Ces histoires sont bien connues de nos lecteurs, sauf peut-être la première, celle qui met en scène Alexandre et Laudavine. En fait, cette anecdote destinée à illustrer la fourberie féminine n’est transmise que dans certains textes (surtout allemands). L’auteur de Reinfried donne ce nom de Laudavine à la femme qui avait voulu tromper Alexandre. On racontait en effet que le roi avait mis au point une sorte de cloche de plongée pour descendre dans l’eau à une certaine profondeur et admirer les merveilles sous-marines. Pour tester la loyauté et la fidélité de la femme, il lui avait confié les chaînes retenant la cloche, mais, sous l’influence d’un autre homme, celle-ci les aurait volontairement laissé tomber dans la mer afin que son époux se noie et qu’elle en soit ainsi débarrassée. Après cette mise en situation, revenons à Virgile et au nom d’Athanata.
Ce nom, qu’on ne retrouve dans aucune des nombreuses autres histoires traitant du panier et de la vengeance, a interpellé les Modernes. Un savant du milieu du XIXe siècle (Fr.H. von de Hagen, Gesammtabenteur, Stuttgart-Leipzig, III, 1850, p. cxlix-cl) a pensé que l’auteur médiéval aurait utilisé là, après l’avoir transformé, le nom d’Athanaïs/Athenaïs, une personne très belle et très savant originaire d’Athènes (d’où son nom), qui avait épousé l’empereur Théodose II en 421.
Pareille explication est à accueillir avec beaucoup de réserve quand on observe l’originalité caractéristique de l’auteur du Reinfrid en matière de noms.
Ainsi la « cavalière » d’Aristote, connue ailleurs (entre autres) comme Phyllis, ou Fillis, ou Candace, ou Campaspe, apparaît chez lui – et chez lui seul –, sous le nom de Silarin, très difficile, sinon impossible, à expliquer.
Le cas de l’anecdote de la tentative de noyade dont fut victime Alexandre est également caractéristique. L’auteur médiéval vient en fait de résumer en quelques vers (15156-15165) une histoire qu’avaient racontée avant lui, également en allemand, mais avec beaucoup plus de détails, aussi bien Ulrich von Erzenbach dans son Alexander (24175-24314) que Jans Enikel (vers dans sa Weltchronik (19225-19440). Jans Enikel ne donnait aucun nom à l’épouse fourbe d’Alexandre, tandis que l’auteur de l’Alexander appelait la reine Roxâ (manifestement la Roxane des récits antiques où elle n’avait évidemment pas cette image négative). On ne rencontre le nom de Laudavine nulle part ailleurs. Sur ce plan aussi il semble bien isolé.

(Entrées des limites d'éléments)
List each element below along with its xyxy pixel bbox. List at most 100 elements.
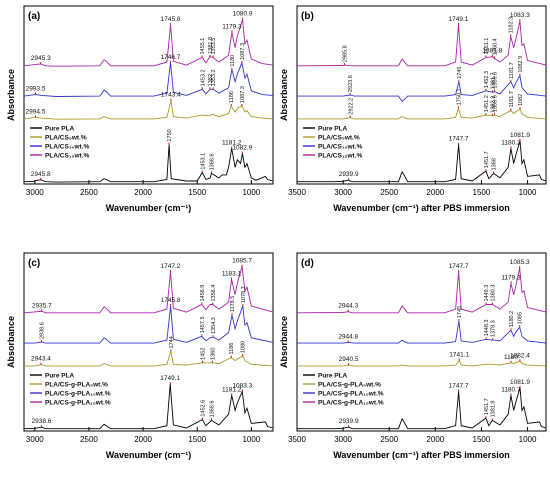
peak-label: 1083.3	[510, 12, 530, 19]
series-line-3	[23, 19, 274, 67]
x-tick-label: 1000	[242, 188, 260, 197]
legend-entry: Pure PLA	[318, 126, 348, 133]
legend-entry: PLA/CS₁₀wt.%	[45, 144, 89, 151]
peak-label: 1181.7	[509, 91, 515, 107]
peak-label: 1747.7	[449, 383, 469, 390]
peak-label: 1745.8	[161, 297, 181, 304]
legend-entry: PLA/CS-g-PLA₁₅wt.%	[45, 400, 111, 407]
series-line-1	[297, 106, 547, 120]
legend-entry: PLA/CS-g-PLA₁₅wt.%	[318, 400, 384, 407]
x-tick-label: 3500	[288, 435, 306, 444]
peak-label: 1456.9	[200, 285, 206, 302]
panel-0: (a) 3000 2500 2000 1500 1000 Wavenumber (cm⁻¹)…	[6, 5, 274, 213]
peak-label: 1452.3	[484, 71, 490, 88]
peak-label: 1180	[504, 354, 518, 361]
peak-label: 1082.9	[518, 56, 524, 73]
series-line-1	[23, 100, 274, 120]
peak-label: 1085.7	[232, 258, 252, 265]
peak-label: 1746.7	[161, 54, 181, 61]
legend-entry: PLA/CS-g-PLA₅wt.%	[45, 382, 108, 389]
peak-label: 1747.7	[449, 263, 469, 270]
peak-label: 1750.1	[456, 88, 462, 105]
peak-label: 1180	[230, 55, 236, 67]
peak-label: 1178.5	[230, 296, 236, 312]
x-tick-label: 1500	[188, 435, 206, 444]
y-axis-label: Absorbance	[279, 69, 289, 121]
x-tick-label: 1000	[519, 435, 537, 444]
peak-label: 1085.3	[510, 259, 530, 266]
peak-label: 1451.2	[484, 95, 490, 112]
peak-label: 1451.7	[484, 151, 490, 168]
x-tick-label: 1000	[519, 188, 537, 197]
peak-label: 1087.3	[240, 86, 246, 103]
panel-2: (c) 3000 2500 2000 1500 1000 Wavenumber (cm⁻¹)…	[6, 252, 274, 460]
legend-entry: PLA/CS₅wt.%	[45, 135, 87, 142]
panel-label: (b)	[301, 11, 314, 22]
legend-entry: PLA/CS₅wt.%	[318, 135, 360, 142]
peak-label: 1356.4	[211, 285, 217, 302]
peak-label: 2944.8	[338, 333, 358, 340]
legend-entry: Pure PLA	[45, 126, 75, 133]
peak-label: 2939.9	[339, 171, 359, 178]
peak-label: 1453.1	[200, 153, 206, 170]
peak-label: 1354.3	[211, 317, 217, 334]
peak-label: 1180.2	[501, 139, 521, 146]
peak-label: 1368.6	[209, 154, 215, 171]
peak-label: 1449.3	[484, 285, 490, 302]
peak-label: 1082.9	[232, 145, 252, 152]
peak-label: 2938.6	[39, 322, 45, 339]
peak-label: 1451.1	[484, 38, 490, 55]
x-tick-label: 3000	[26, 188, 44, 197]
peak-label: 1381.8	[208, 37, 214, 54]
peak-label: 1085	[518, 312, 524, 324]
peak-label: 2994.5	[25, 108, 45, 115]
x-tick-label: 2500	[380, 188, 398, 197]
x-tick-label: 2500	[380, 435, 398, 444]
peak-label: 1353.5	[211, 38, 217, 55]
peak-label: 2985.8	[342, 45, 348, 62]
peak-label: 1360	[210, 348, 216, 360]
x-tick-label: 1500	[473, 188, 491, 197]
peak-label: 1181.2	[222, 139, 242, 146]
x-axis-label: Wavenumber (cm⁻¹) after PBS immersion	[333, 203, 509, 213]
series-line-3	[296, 21, 547, 67]
legend-entry: PLA/CS-g-PLA₁₀wt.%	[318, 391, 384, 398]
peak-label: 1745.8	[161, 16, 181, 23]
series-line-0	[23, 383, 274, 430]
peak-label: 2938.6	[32, 418, 52, 425]
x-tick-label: 3500	[288, 188, 306, 197]
peak-label: 1186	[229, 343, 235, 355]
peak-label: 2993.5	[26, 86, 46, 93]
peak-label: 1179.3	[222, 24, 242, 31]
panel-3: (d) 3500 3000 2500 2000 1500 1000 Wavenumber (c…	[279, 252, 547, 460]
peak-label: 1749.1	[160, 375, 180, 382]
peak-label: 1381.8	[490, 401, 496, 418]
peak-label: 1360.4	[492, 38, 498, 55]
legend-entry: PLA/CS₁₅wt.%	[45, 153, 90, 160]
x-tick-label: 1500	[188, 188, 206, 197]
peak-label: 2943.4	[31, 356, 51, 363]
panel-1: (b) 3500 3000 2500 2000 1500 1000 Wavenumber (c…	[279, 5, 547, 213]
peak-label: 1743.4	[161, 92, 181, 99]
peak-label: 1082.4	[510, 352, 530, 359]
y-axis-label: Absorbance	[6, 316, 16, 368]
peak-label: 1180.2	[509, 311, 515, 327]
y-axis-label: Absorbance	[279, 316, 289, 368]
peak-label: 2945.3	[31, 55, 51, 62]
peak-label: 1750	[167, 129, 173, 141]
series-line-0	[23, 144, 274, 183]
x-tick-label: 1500	[473, 435, 491, 444]
peak-label: 1080.9	[233, 11, 253, 18]
peak-label: 2944.3	[338, 303, 358, 310]
peak-label: 1359.6	[492, 95, 498, 112]
peak-label: 1368	[492, 158, 498, 170]
legend-entry: PLA/CS₁₀wt.%	[318, 144, 362, 151]
panel-label: (d)	[301, 258, 314, 269]
peak-label: 1452	[200, 348, 206, 360]
peak-label: 1368.6	[209, 401, 215, 418]
peak-label: 1183.1	[222, 271, 242, 278]
x-tick-label: 3000	[334, 188, 352, 197]
plot-frame	[296, 5, 547, 185]
x-axis-label: Wavenumber (cm⁻¹) after PBS immersion	[333, 450, 509, 460]
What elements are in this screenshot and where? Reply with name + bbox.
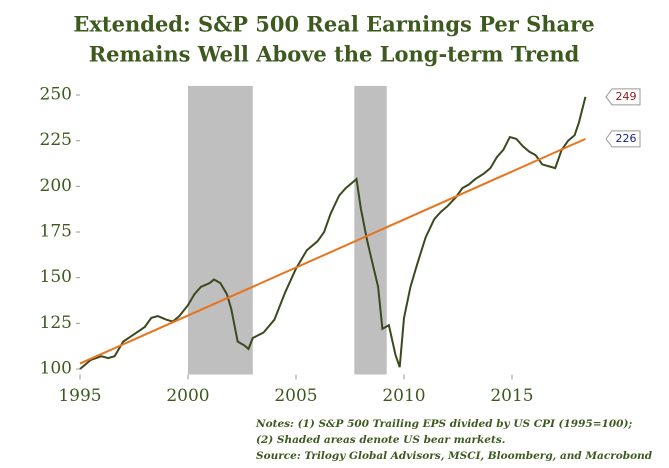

**Série de tâches:**
- A) Recopiez, s'il vous plaît, le passage de l'extrait présenté qui commence à « Le cas de l’anecdote » et se termine à « semble bien isolé. ».
- B) D'après l'extrait présenté, quel nom l'auteur de l'Alexander donnait-il à la reine ?

**Résultats attendus:**
- A)
Le cas de l’anecdote de la tentative de noyade dont fut victime Alexandre est également caractéristique. L’auteur médiéval vient en fait de résumer en quelques vers (15156-15165) une histoire qu’avaient racontée avant lui, également en allemand, mais avec beaucoup plus de détails, aussi bien Ulrich von Erzenbach dans son Alexander (24175-24314) que Jans Enikel (vers dans sa Weltchronik (19225-19440). Jans Enikel ne donnait aucun nom à l’épouse fourbe d’Alexandre, tandis que l’auteur de l’Alexander appelait la reine Roxâ (manifestement la Roxane des récits antiques où elle n’avait évidemment pas cette image négative). On ne rencontre le nom de Laudavine nulle part ailleurs. Sur ce plan aussi il semble bien isolé.

- B) Il l'appelait Roxâ.